[EXERCISE BRIEF]:
Return each line holding the string "name".
--- INFORMATION SHOWN ---
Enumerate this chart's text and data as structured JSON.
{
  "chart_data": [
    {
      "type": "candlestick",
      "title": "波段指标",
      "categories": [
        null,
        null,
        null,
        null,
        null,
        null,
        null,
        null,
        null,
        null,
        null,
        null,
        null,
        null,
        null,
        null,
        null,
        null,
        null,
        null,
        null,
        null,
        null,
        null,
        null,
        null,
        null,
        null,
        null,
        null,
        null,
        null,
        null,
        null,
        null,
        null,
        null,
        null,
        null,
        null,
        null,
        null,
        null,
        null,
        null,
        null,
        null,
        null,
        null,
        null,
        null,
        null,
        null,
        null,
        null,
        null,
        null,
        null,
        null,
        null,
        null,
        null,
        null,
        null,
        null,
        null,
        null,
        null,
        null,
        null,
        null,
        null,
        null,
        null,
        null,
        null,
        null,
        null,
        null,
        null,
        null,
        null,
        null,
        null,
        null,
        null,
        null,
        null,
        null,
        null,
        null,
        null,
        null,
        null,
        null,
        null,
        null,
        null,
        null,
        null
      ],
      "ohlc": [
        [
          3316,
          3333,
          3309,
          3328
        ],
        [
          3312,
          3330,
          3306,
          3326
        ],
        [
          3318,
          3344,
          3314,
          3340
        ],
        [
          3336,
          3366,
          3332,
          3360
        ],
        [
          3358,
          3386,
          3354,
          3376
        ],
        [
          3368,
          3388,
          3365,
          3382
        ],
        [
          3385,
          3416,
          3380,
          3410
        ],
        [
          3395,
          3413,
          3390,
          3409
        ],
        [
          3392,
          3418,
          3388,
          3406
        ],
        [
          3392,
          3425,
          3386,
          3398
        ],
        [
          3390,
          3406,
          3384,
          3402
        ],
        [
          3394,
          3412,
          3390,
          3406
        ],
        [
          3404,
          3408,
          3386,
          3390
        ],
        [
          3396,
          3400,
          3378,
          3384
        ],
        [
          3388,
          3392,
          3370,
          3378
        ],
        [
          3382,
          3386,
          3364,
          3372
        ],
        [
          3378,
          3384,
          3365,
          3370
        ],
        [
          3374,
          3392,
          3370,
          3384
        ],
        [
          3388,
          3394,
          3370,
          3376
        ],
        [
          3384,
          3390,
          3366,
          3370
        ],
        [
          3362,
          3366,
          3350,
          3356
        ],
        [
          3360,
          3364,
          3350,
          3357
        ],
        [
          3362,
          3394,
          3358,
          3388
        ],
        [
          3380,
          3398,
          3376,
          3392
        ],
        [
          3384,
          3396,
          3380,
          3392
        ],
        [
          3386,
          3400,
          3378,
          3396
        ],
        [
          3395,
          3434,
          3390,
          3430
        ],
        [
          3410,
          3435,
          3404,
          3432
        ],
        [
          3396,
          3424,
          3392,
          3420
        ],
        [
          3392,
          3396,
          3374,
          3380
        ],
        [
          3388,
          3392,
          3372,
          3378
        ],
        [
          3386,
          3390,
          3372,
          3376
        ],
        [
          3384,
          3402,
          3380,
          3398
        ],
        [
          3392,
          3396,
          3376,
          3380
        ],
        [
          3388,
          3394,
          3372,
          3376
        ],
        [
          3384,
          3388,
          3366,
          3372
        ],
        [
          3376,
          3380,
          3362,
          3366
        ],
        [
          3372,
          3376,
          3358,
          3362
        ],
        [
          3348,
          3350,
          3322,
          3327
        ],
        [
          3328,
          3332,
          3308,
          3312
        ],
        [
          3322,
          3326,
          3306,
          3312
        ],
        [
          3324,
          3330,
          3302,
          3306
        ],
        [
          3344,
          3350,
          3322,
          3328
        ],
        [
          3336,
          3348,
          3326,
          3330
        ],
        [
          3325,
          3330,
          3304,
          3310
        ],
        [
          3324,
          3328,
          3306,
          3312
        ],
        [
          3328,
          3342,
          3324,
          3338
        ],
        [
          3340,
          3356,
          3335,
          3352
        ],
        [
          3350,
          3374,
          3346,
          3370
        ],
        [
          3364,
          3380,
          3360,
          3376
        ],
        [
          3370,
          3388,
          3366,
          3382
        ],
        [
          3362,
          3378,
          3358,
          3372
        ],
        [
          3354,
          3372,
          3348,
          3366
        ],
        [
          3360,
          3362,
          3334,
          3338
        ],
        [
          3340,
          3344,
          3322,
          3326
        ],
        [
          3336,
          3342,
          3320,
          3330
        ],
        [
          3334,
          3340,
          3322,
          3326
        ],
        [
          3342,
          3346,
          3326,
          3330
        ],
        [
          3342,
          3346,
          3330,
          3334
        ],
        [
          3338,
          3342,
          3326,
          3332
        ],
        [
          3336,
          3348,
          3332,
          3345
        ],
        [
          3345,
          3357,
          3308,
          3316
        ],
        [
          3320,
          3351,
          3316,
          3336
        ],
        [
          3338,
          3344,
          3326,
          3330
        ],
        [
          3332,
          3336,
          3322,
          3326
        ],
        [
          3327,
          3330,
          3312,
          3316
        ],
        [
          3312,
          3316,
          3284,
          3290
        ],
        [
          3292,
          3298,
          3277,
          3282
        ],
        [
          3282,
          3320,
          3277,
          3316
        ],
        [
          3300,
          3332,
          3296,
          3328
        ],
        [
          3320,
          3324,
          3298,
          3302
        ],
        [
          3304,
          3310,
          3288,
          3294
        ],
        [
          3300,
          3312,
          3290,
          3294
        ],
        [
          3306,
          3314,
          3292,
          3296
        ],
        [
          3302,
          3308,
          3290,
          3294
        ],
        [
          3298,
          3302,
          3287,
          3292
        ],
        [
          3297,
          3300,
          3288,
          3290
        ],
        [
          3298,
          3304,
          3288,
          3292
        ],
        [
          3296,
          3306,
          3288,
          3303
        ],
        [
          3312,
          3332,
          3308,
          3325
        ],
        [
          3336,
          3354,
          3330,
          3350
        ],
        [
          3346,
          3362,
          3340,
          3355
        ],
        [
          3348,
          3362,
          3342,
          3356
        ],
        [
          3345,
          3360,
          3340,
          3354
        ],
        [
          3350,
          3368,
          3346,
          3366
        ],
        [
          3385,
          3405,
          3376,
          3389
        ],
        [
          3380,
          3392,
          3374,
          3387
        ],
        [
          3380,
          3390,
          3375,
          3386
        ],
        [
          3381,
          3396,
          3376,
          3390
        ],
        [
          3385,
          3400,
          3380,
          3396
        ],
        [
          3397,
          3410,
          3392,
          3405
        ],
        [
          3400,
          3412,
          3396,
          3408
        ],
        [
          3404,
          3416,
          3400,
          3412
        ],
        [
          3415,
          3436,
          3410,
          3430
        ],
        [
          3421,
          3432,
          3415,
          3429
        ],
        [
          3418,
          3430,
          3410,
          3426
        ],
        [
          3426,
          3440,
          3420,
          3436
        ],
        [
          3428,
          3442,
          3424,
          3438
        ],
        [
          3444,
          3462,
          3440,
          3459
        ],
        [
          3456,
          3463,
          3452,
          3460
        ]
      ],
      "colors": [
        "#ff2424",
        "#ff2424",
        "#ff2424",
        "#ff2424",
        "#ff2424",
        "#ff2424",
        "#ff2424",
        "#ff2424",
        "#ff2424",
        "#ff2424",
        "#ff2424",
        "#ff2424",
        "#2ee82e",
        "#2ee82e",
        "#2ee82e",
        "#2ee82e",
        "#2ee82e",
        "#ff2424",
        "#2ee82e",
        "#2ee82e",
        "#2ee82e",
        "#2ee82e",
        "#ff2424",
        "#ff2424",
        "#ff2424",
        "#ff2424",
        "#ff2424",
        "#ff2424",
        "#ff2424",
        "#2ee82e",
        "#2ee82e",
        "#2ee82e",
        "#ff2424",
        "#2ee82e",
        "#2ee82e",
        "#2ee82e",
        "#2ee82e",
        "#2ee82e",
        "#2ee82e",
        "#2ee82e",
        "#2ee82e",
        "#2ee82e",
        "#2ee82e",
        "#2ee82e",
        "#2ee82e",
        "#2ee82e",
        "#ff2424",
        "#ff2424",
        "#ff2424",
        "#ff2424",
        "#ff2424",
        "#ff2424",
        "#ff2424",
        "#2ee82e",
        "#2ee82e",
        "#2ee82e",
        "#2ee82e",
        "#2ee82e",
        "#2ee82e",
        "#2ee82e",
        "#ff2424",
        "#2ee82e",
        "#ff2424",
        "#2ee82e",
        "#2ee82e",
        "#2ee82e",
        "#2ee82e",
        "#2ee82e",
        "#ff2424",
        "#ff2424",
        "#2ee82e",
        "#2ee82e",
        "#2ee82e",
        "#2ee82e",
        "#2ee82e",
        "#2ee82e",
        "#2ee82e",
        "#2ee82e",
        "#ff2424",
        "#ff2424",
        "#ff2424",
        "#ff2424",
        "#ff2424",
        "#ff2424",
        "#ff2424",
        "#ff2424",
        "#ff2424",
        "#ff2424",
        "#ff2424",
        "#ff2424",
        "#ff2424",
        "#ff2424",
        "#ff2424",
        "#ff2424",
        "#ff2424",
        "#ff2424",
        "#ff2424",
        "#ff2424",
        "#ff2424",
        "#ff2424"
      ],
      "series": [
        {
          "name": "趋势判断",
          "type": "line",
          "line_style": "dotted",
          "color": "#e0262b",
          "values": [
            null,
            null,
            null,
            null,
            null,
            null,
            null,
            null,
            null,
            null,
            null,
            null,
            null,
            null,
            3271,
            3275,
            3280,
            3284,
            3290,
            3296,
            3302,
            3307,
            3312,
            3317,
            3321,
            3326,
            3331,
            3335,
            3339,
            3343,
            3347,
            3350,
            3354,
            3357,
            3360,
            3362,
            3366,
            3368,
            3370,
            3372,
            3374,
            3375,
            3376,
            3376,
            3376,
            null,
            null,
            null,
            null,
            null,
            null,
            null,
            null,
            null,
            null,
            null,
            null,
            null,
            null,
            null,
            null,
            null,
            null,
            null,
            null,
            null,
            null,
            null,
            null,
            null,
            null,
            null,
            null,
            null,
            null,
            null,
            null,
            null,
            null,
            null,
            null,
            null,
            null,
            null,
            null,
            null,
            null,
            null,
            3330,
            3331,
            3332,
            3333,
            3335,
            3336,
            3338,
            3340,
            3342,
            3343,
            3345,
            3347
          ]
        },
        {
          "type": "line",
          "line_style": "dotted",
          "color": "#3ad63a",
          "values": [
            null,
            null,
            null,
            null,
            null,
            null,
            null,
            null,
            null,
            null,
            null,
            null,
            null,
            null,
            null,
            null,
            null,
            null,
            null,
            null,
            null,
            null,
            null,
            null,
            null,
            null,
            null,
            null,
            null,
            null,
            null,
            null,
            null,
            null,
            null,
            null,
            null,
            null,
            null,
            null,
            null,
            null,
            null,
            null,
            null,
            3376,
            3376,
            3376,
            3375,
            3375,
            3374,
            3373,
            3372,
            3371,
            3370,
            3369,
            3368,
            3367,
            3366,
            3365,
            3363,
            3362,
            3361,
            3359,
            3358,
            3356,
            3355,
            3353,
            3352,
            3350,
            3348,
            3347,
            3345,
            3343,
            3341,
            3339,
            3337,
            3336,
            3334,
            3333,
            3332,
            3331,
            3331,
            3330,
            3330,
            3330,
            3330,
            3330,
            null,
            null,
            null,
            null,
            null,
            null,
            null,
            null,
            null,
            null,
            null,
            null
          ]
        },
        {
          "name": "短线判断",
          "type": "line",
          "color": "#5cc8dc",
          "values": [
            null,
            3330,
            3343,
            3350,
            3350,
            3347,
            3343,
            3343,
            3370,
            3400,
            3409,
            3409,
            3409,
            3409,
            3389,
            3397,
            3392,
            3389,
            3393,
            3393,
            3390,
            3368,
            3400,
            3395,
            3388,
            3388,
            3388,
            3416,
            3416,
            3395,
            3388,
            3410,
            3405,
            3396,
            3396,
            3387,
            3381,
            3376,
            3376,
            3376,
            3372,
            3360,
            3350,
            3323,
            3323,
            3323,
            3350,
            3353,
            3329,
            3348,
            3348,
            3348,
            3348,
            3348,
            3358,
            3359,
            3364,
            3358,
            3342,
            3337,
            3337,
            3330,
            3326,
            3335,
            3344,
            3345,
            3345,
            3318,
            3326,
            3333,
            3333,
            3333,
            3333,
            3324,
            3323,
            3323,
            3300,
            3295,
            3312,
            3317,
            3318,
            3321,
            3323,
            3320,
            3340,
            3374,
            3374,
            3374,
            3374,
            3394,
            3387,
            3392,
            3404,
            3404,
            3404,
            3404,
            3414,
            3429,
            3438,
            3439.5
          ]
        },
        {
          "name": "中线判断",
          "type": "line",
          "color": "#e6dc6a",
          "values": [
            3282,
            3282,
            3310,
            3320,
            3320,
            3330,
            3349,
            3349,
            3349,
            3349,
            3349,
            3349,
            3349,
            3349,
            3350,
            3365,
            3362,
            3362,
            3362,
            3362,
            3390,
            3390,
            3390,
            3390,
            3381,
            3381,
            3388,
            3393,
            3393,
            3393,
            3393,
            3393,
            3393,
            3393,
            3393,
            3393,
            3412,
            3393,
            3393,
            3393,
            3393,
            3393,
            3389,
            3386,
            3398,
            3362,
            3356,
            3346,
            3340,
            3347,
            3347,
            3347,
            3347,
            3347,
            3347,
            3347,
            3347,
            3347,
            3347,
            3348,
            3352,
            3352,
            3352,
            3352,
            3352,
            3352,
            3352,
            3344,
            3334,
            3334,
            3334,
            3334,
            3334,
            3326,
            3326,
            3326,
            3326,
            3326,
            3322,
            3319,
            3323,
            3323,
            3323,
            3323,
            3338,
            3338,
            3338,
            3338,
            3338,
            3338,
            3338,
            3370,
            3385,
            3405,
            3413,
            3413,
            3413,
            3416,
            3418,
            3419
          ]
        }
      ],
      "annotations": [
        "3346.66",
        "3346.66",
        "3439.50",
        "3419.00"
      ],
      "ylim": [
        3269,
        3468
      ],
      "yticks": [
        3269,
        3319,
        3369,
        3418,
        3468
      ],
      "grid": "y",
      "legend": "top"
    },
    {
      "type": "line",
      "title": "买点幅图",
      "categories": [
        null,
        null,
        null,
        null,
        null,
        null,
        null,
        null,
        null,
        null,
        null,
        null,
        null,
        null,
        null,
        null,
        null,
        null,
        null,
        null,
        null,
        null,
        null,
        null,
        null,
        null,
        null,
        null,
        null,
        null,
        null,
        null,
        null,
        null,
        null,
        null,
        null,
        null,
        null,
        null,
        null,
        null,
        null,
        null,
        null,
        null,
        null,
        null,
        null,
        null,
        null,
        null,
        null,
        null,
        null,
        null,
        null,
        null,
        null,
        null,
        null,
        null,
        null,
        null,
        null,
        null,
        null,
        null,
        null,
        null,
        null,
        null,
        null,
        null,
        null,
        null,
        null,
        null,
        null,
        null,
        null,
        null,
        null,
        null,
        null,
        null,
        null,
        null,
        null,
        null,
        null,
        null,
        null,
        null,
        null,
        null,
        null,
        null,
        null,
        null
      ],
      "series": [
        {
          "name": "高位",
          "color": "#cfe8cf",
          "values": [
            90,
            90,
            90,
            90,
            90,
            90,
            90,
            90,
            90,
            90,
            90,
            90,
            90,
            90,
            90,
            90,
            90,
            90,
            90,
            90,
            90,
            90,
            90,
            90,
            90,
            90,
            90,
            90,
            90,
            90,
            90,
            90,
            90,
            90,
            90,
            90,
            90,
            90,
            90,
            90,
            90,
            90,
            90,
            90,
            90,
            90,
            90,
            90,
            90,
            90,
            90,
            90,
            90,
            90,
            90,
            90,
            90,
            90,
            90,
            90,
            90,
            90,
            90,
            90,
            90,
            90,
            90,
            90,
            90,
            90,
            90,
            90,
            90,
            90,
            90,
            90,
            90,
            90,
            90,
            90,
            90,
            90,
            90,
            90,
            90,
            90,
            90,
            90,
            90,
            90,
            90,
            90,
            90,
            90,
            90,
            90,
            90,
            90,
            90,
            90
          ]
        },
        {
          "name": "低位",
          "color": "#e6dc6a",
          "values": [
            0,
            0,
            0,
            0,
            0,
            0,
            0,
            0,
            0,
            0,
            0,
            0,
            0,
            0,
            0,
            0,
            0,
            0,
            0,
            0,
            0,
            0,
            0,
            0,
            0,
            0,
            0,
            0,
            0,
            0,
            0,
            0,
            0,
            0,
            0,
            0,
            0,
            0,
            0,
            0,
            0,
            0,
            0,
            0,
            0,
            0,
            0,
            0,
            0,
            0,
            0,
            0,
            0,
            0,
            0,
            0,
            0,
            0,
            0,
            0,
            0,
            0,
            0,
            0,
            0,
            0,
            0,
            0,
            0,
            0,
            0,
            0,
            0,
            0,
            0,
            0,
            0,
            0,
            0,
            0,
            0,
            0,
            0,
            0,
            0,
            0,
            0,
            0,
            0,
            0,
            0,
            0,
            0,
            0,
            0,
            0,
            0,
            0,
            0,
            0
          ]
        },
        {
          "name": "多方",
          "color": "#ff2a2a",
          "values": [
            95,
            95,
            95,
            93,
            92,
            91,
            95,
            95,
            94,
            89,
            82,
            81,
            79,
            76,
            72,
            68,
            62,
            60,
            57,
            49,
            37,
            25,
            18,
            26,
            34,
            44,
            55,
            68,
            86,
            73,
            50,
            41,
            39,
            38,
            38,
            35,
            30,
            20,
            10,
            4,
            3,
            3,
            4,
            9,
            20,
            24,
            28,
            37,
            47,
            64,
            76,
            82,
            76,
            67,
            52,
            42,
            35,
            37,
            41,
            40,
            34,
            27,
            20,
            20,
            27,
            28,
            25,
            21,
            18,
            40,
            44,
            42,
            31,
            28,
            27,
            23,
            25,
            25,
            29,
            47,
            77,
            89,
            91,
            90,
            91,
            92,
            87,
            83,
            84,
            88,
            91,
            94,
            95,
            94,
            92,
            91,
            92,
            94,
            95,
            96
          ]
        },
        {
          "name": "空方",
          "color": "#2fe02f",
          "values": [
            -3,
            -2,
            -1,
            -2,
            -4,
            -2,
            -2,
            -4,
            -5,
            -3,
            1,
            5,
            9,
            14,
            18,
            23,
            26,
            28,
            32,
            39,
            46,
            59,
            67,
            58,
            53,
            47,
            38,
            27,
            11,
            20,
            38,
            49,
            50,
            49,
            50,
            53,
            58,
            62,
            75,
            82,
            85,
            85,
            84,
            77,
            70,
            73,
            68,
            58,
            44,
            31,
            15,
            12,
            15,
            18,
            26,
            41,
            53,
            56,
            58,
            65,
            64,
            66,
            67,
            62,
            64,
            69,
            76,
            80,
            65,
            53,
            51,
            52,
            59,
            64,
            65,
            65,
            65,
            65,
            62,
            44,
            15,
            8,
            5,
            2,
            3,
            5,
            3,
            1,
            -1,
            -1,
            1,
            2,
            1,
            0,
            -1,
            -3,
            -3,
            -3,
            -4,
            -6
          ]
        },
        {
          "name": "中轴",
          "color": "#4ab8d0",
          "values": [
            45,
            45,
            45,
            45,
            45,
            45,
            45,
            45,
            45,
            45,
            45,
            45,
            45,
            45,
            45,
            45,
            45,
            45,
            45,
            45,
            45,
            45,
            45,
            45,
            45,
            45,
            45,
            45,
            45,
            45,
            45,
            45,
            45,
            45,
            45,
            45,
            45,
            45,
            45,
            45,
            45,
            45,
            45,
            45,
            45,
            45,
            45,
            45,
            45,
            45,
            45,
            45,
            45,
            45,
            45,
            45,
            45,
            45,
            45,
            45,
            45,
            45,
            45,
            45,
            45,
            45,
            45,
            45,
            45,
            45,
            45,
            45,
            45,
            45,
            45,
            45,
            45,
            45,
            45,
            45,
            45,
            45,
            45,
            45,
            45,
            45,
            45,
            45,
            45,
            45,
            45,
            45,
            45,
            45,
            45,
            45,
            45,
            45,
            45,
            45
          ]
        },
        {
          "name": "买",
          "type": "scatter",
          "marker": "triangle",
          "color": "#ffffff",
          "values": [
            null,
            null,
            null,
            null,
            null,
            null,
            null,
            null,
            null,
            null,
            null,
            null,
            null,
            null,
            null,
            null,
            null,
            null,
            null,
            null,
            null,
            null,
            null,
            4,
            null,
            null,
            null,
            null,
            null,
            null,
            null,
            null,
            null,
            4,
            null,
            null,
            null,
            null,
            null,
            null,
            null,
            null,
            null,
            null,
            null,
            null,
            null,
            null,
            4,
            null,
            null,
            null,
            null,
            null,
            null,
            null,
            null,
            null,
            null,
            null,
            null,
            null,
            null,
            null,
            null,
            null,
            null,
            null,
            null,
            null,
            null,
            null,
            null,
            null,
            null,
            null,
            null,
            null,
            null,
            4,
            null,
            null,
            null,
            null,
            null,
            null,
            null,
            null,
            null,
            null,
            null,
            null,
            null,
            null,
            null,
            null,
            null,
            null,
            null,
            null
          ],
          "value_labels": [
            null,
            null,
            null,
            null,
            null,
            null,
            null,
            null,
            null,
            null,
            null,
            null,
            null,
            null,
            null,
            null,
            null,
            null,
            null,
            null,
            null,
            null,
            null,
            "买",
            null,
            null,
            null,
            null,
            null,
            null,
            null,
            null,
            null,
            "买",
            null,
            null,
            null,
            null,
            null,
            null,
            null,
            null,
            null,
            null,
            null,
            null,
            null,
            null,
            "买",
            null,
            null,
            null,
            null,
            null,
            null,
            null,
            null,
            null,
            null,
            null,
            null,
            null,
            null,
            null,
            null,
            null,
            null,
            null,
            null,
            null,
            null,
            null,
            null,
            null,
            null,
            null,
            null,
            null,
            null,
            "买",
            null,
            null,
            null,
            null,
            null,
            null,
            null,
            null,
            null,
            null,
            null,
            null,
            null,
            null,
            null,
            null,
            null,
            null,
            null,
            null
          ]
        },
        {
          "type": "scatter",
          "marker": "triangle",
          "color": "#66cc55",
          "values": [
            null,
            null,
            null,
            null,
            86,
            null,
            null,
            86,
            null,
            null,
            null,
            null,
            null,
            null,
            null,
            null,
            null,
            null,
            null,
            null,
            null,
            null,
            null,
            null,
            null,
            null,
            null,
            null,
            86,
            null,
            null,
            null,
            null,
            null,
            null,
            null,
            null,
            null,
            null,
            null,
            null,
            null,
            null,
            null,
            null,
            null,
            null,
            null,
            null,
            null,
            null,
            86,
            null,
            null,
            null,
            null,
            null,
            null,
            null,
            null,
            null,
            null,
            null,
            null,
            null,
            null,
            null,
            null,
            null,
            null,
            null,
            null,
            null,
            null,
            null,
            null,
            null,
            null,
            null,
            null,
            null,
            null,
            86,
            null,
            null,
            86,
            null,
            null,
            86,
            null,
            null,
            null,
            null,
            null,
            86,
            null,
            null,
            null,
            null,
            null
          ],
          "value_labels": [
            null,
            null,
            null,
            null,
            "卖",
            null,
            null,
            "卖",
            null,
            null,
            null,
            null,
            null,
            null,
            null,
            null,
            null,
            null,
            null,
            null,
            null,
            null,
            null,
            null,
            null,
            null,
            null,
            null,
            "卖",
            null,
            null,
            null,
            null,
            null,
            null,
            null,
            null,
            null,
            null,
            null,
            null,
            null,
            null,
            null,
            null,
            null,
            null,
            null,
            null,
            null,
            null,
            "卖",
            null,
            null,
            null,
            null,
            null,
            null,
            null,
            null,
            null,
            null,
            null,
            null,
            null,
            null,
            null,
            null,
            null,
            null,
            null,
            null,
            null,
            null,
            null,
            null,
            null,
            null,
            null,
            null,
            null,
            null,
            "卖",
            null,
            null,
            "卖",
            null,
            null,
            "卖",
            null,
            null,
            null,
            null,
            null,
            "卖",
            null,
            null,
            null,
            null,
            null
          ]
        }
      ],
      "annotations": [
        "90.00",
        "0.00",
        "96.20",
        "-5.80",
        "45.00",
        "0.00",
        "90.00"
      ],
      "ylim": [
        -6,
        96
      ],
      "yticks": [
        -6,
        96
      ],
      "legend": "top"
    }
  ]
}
---
[EXPECTED ANSWER]:
          "name": "趋势判断",
          "name": "短线判断",
          "name": "中线判断",
          "name": "高位",
          "name": "低位",
          "name": "多方",
          "name": "空方",
          "name": "中轴",
          "name": "买",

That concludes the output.